Wherever the string "Shift" appears, copy the whole line.

[Stored data]
((
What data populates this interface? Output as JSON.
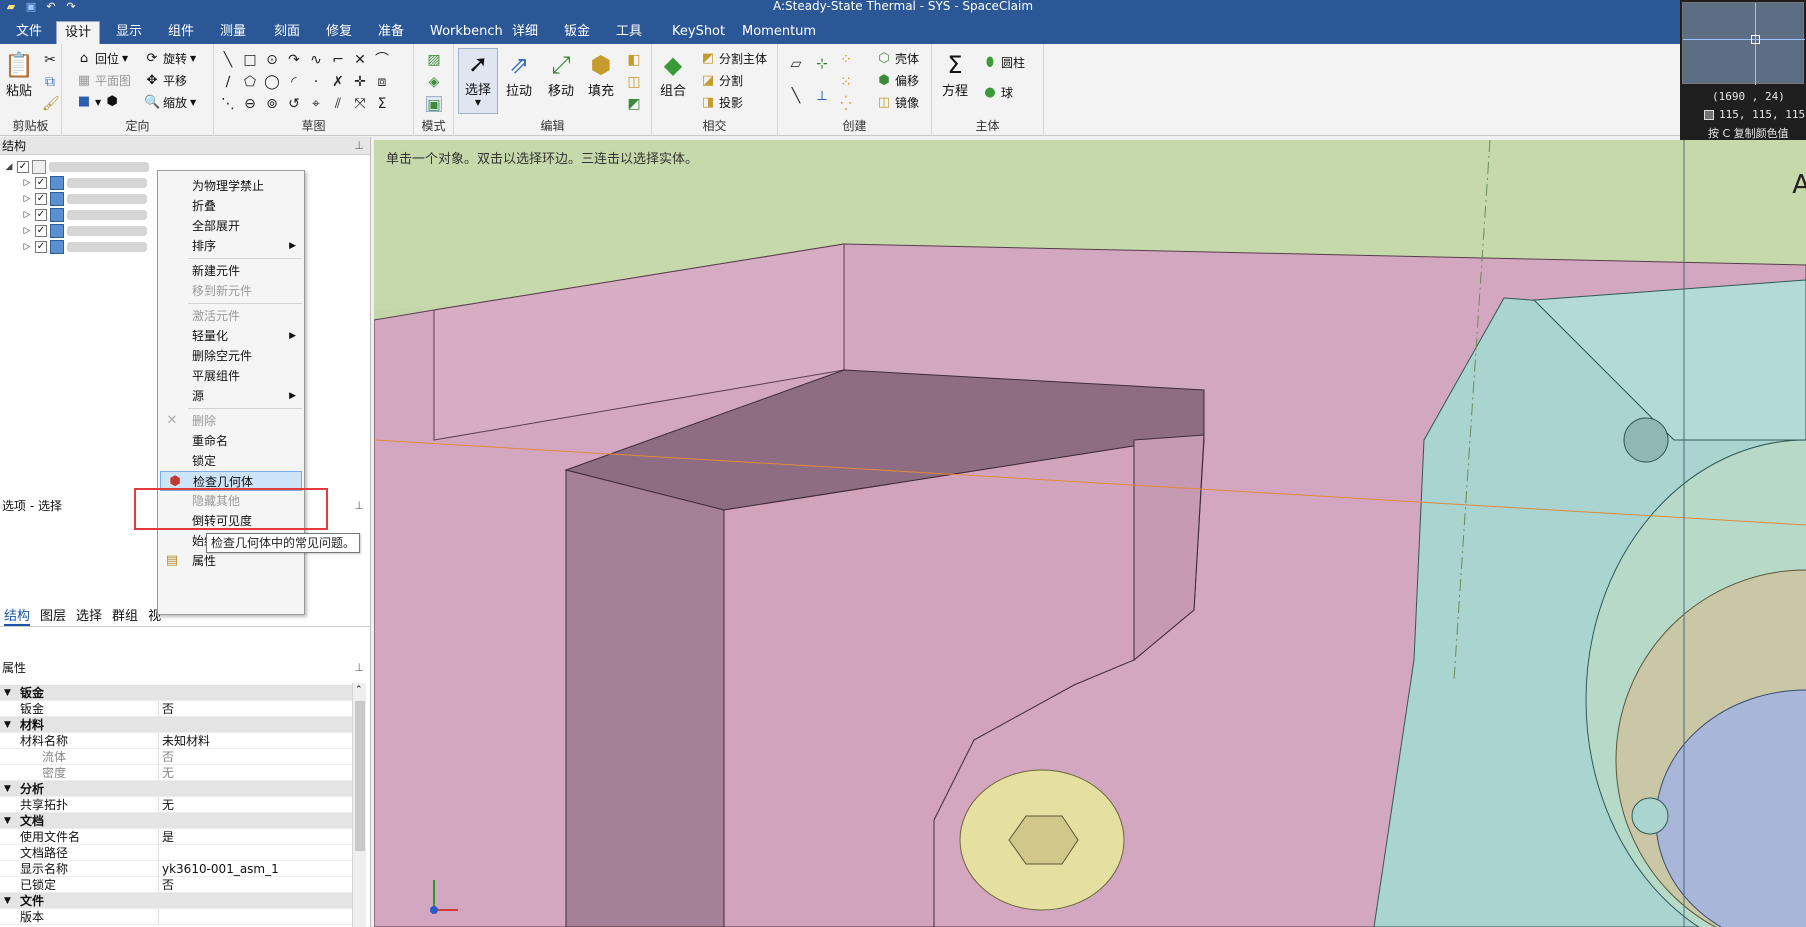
{
  "window": {
    "title": "A:Steady-State Thermal - SYS - SpaceClaim"
  },
  "ribbon_tabs": [
    "文件",
    "设计",
    "显示",
    "组件",
    "测量",
    "刻面",
    "修复",
    "准备",
    "Workbench",
    "详细",
    "钣金",
    "工具",
    "KeyShot",
    "Momentum"
  ],
  "active_tab": "设计",
  "ribbon": {
    "clipboard": {
      "caption": "剪贴板",
      "paste": "粘贴"
    },
    "orient": {
      "caption": "定向",
      "home": "回位",
      "plane": "平面图",
      "rotate": "旋转",
      "pan": "平移",
      "zoom": "缩放"
    },
    "sketch": {
      "caption": "草图"
    },
    "mode": {
      "caption": "模式"
    },
    "edit": {
      "caption": "编辑",
      "select": "选择",
      "pull": "拉动",
      "move": "移动",
      "fill": "填充"
    },
    "intersect": {
      "caption": "相交",
      "combine": "组合",
      "split_body": "分割主体",
      "split": "分割",
      "project": "投影"
    },
    "create": {
      "caption": "创建",
      "shell": "壳体",
      "offset": "偏移",
      "mirror": "镜像"
    },
    "body": {
      "caption": "主体",
      "equation": "方程",
      "cylinder": "圆柱",
      "sphere": "球"
    }
  },
  "inset": {
    "coords": "(1690 , 24)",
    "color_value": "115, 115, 115",
    "copy_hint": "按 C 复制颜色值"
  },
  "structure_panel": {
    "title": "结构",
    "pin": "⊥"
  },
  "panel_tabs": [
    "结构",
    "图层",
    "选择",
    "群组",
    "视"
  ],
  "options_panel": {
    "title": "选项 - 选择"
  },
  "properties_panel": {
    "title": "属性",
    "rows": [
      {
        "type": "cat",
        "k": "钣金",
        "v": ""
      },
      {
        "type": "row",
        "k": "钣金",
        "v": "否"
      },
      {
        "type": "cat",
        "k": "材料",
        "v": ""
      },
      {
        "type": "row",
        "k": "材料名称",
        "v": "未知材料"
      },
      {
        "type": "dim",
        "k": "流体",
        "v": "否"
      },
      {
        "type": "dim",
        "k": "密度",
        "v": "无"
      },
      {
        "type": "cat",
        "k": "分析",
        "v": ""
      },
      {
        "type": "row",
        "k": "共享拓扑",
        "v": "无"
      },
      {
        "type": "cat",
        "k": "文档",
        "v": ""
      },
      {
        "type": "row",
        "k": "使用文件名",
        "v": "是"
      },
      {
        "type": "row",
        "k": "文档路径",
        "v": ""
      },
      {
        "type": "row",
        "k": "显示名称",
        "v": "yk3610-001_asm_1"
      },
      {
        "type": "row",
        "k": "已锁定",
        "v": "否"
      },
      {
        "type": "cat",
        "k": "文件",
        "v": ""
      },
      {
        "type": "row",
        "k": "版本",
        "v": ""
      }
    ]
  },
  "viewport": {
    "hint": "单击一个对象。双击以选择环边。三连击以选择实体。",
    "corner": "A"
  },
  "context_menu": {
    "items": [
      {
        "label": "为物理学禁止",
        "disabled": false
      },
      {
        "label": "折叠",
        "disabled": false
      },
      {
        "label": "全部展开",
        "disabled": false
      },
      {
        "label": "排序",
        "disabled": false,
        "submenu": true
      },
      {
        "sep": true
      },
      {
        "label": "新建元件",
        "disabled": false
      },
      {
        "label": "移到新元件",
        "disabled": true
      },
      {
        "sep": true
      },
      {
        "label": "激活元件",
        "disabled": true
      },
      {
        "label": "轻量化",
        "disabled": false,
        "submenu": true
      },
      {
        "label": "删除空元件",
        "disabled": false
      },
      {
        "label": "平展组件",
        "disabled": false
      },
      {
        "label": "源",
        "disabled": false,
        "submenu": true
      },
      {
        "sep": true
      },
      {
        "label": "删除",
        "disabled": true,
        "icon": "delete-icon"
      },
      {
        "label": "重命名",
        "disabled": false
      },
      {
        "label": "锁定",
        "disabled": false
      },
      {
        "label": "检查几何体",
        "disabled": false,
        "hot": true,
        "icon": "check-geometry-icon"
      },
      {
        "label": "隐藏其他",
        "disabled": true
      },
      {
        "label": "倒转可见度",
        "disabled": false
      },
      {
        "label": "始终可见",
        "disabled": false
      },
      {
        "label": "属性",
        "disabled": false,
        "icon": "properties-icon"
      }
    ],
    "tooltip": "检查几何体中的常见问题。"
  },
  "colors": {
    "titlebar": "#2b5797",
    "highlight": "#cde4f7",
    "red_annotation": "#e23b3b"
  }
}
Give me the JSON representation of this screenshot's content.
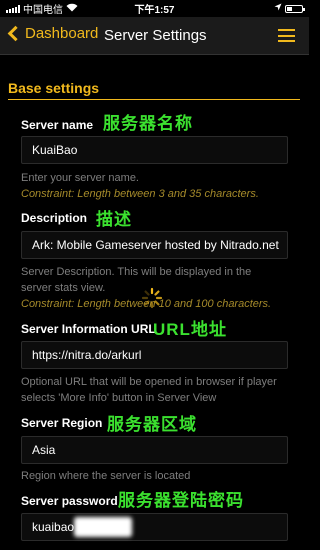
{
  "status": {
    "carrier": "中国电信",
    "time": "下午1:57"
  },
  "nav": {
    "back_label": "Dashboard",
    "title": "Server Settings"
  },
  "section": {
    "title": "Base settings"
  },
  "fields": {
    "server_name": {
      "label": "Server name",
      "annotation": "服务器名称",
      "value": "KuaiBao",
      "hint": "Enter your server name.",
      "constraint": "Constraint: Length between 3 and 35 characters."
    },
    "description": {
      "label": "Description",
      "annotation": "描述",
      "value": "Ark: Mobile Gameserver hosted by Nitrado.net",
      "hint": "Server Description. This will be displayed in the server stats view.",
      "constraint": "Constraint: Length between 10 and 100 characters."
    },
    "info_url": {
      "label": "Server Information URL",
      "annotation": "URL地址",
      "value": "https://nitra.do/arkurl",
      "hint": "Optional URL that will be opened in browser if player selects 'More Info' button in Server View"
    },
    "region": {
      "label": "Server Region",
      "annotation": "服务器区域",
      "value": "Asia",
      "hint": "Region where the server is located"
    },
    "password": {
      "label": "Server password",
      "annotation": "服务器登陆密码",
      "value": "kuaibao"
    }
  },
  "colors": {
    "accent": "#f1b91d",
    "annotation": "#3be12f",
    "background": "#000000"
  },
  "icons": {
    "back": "chevron-left-icon",
    "menu": "hamburger-menu-icon",
    "loading": "spinner-icon"
  }
}
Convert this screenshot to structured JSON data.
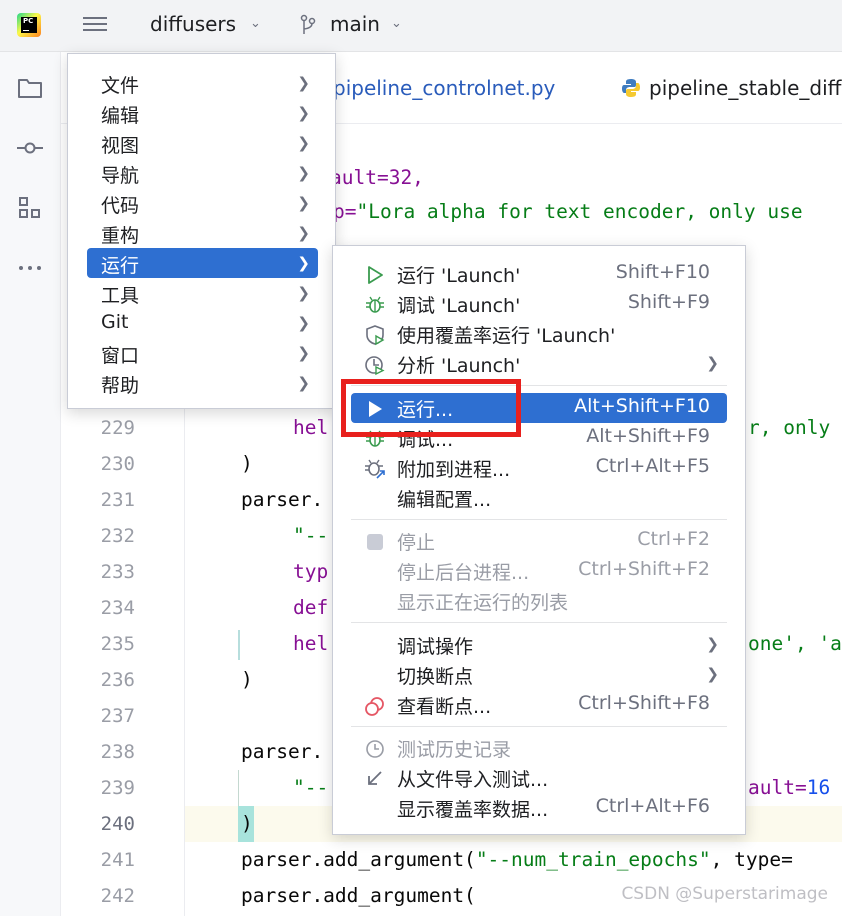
{
  "titlebar": {
    "project": "diffusers",
    "branch": "main"
  },
  "tabs": [
    {
      "label": "pipeline_controlnet.py"
    },
    {
      "label": "pipeline_stable_diff"
    }
  ],
  "editor": {
    "top_fragments": {
      "line_a": "ault=32,",
      "line_b_prefix": "p=",
      "line_b_string": "\"Lora alpha for text encoder, only use"
    },
    "lines": [
      {
        "no": "229",
        "text": "hel",
        "tail": "r, only u"
      },
      {
        "no": "230",
        "text": ")",
        "tail": ""
      },
      {
        "no": "231",
        "text": "parser.",
        "tail": ""
      },
      {
        "no": "232",
        "text": "\"--",
        "tail": ""
      },
      {
        "no": "233",
        "text": "typ",
        "tail": ""
      },
      {
        "no": "234",
        "text": "def",
        "tail": ""
      },
      {
        "no": "235",
        "text": "hel",
        "tail": "one', 'a"
      },
      {
        "no": "236",
        "text": ")",
        "tail": ""
      },
      {
        "no": "237",
        "text": "",
        "tail": ""
      },
      {
        "no": "238",
        "text": "parser.",
        "tail": ""
      },
      {
        "no": "239",
        "text": "\"--",
        "tail": "ault=16"
      },
      {
        "no": "240",
        "text": ")",
        "tail": ""
      },
      {
        "no": "241",
        "text": "parser.add_argument(",
        "string": "\"--num_train_epochs\"",
        "after": ", type="
      },
      {
        "no": "242",
        "text": "parser.add_argument(",
        "tail": ""
      }
    ]
  },
  "main_menu": {
    "items": [
      {
        "label": "文件"
      },
      {
        "label": "编辑"
      },
      {
        "label": "视图"
      },
      {
        "label": "导航"
      },
      {
        "label": "代码"
      },
      {
        "label": "重构"
      },
      {
        "label": "运行"
      },
      {
        "label": "工具"
      },
      {
        "label": "Git"
      },
      {
        "label": "窗口"
      },
      {
        "label": "帮助"
      }
    ],
    "selected_label": "运行"
  },
  "run_menu": {
    "items": [
      {
        "label": "运行 'Launch'",
        "shortcut": "Shift+F10",
        "icon": "run-icon"
      },
      {
        "label": "调试 'Launch'",
        "shortcut": "Shift+F9",
        "icon": "debug-icon"
      },
      {
        "label": "使用覆盖率运行 'Launch'",
        "shortcut": "",
        "icon": "coverage-icon"
      },
      {
        "label": "分析 'Launch'",
        "shortcut": "",
        "icon": "profile-icon"
      },
      {
        "label": "运行...",
        "shortcut": "Alt+Shift+F10",
        "icon": "run-icon"
      },
      {
        "label": "调试...",
        "shortcut": "Alt+Shift+F9",
        "icon": "debug-icon"
      },
      {
        "label": "附加到进程...",
        "shortcut": "Ctrl+Alt+F5",
        "icon": "attach-icon"
      },
      {
        "label": "编辑配置...",
        "shortcut": "",
        "icon": ""
      },
      {
        "label": "停止",
        "shortcut": "Ctrl+F2",
        "icon": "stop-icon"
      },
      {
        "label": "停止后台进程...",
        "shortcut": "Ctrl+Shift+F2",
        "icon": ""
      },
      {
        "label": "显示正在运行的列表",
        "shortcut": "",
        "icon": ""
      },
      {
        "label": "调试操作",
        "shortcut": "",
        "icon": ""
      },
      {
        "label": "切换断点",
        "shortcut": "",
        "icon": ""
      },
      {
        "label": "查看断点...",
        "shortcut": "Ctrl+Shift+F8",
        "icon": "breakpoints-icon"
      },
      {
        "label": "测试历史记录",
        "shortcut": "",
        "icon": "history-icon"
      },
      {
        "label": "从文件导入测试...",
        "shortcut": "",
        "icon": "import-icon"
      },
      {
        "label": "显示覆盖率数据...",
        "shortcut": "Ctrl+Alt+F6",
        "icon": ""
      }
    ]
  },
  "colors": {
    "selection": "#2e6fd1",
    "highlight_box": "#e8201d",
    "keyword": "#871094",
    "string": "#067d17"
  },
  "watermark": "CSDN @Superstarimage"
}
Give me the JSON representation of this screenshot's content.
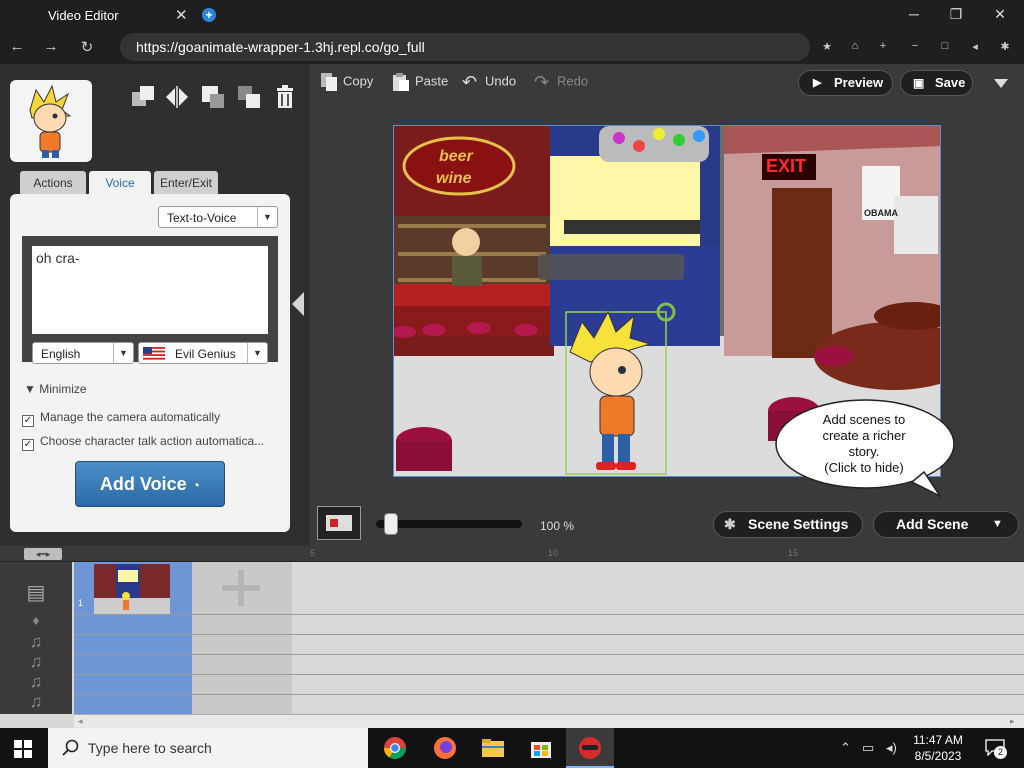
))
> _OUTPUT FOR THIS EXERCISE_
        "shortcut": "Shift+F10",
        "shortcut": "Shift+F9",
        "shortcut": "Alt+Shift+F10",
        "shortcut": "Alt+Shift+F9",
        "shortcut": "Ctrl+Shift+F2",
        "shortcut": "Ctrl+Shift+F8",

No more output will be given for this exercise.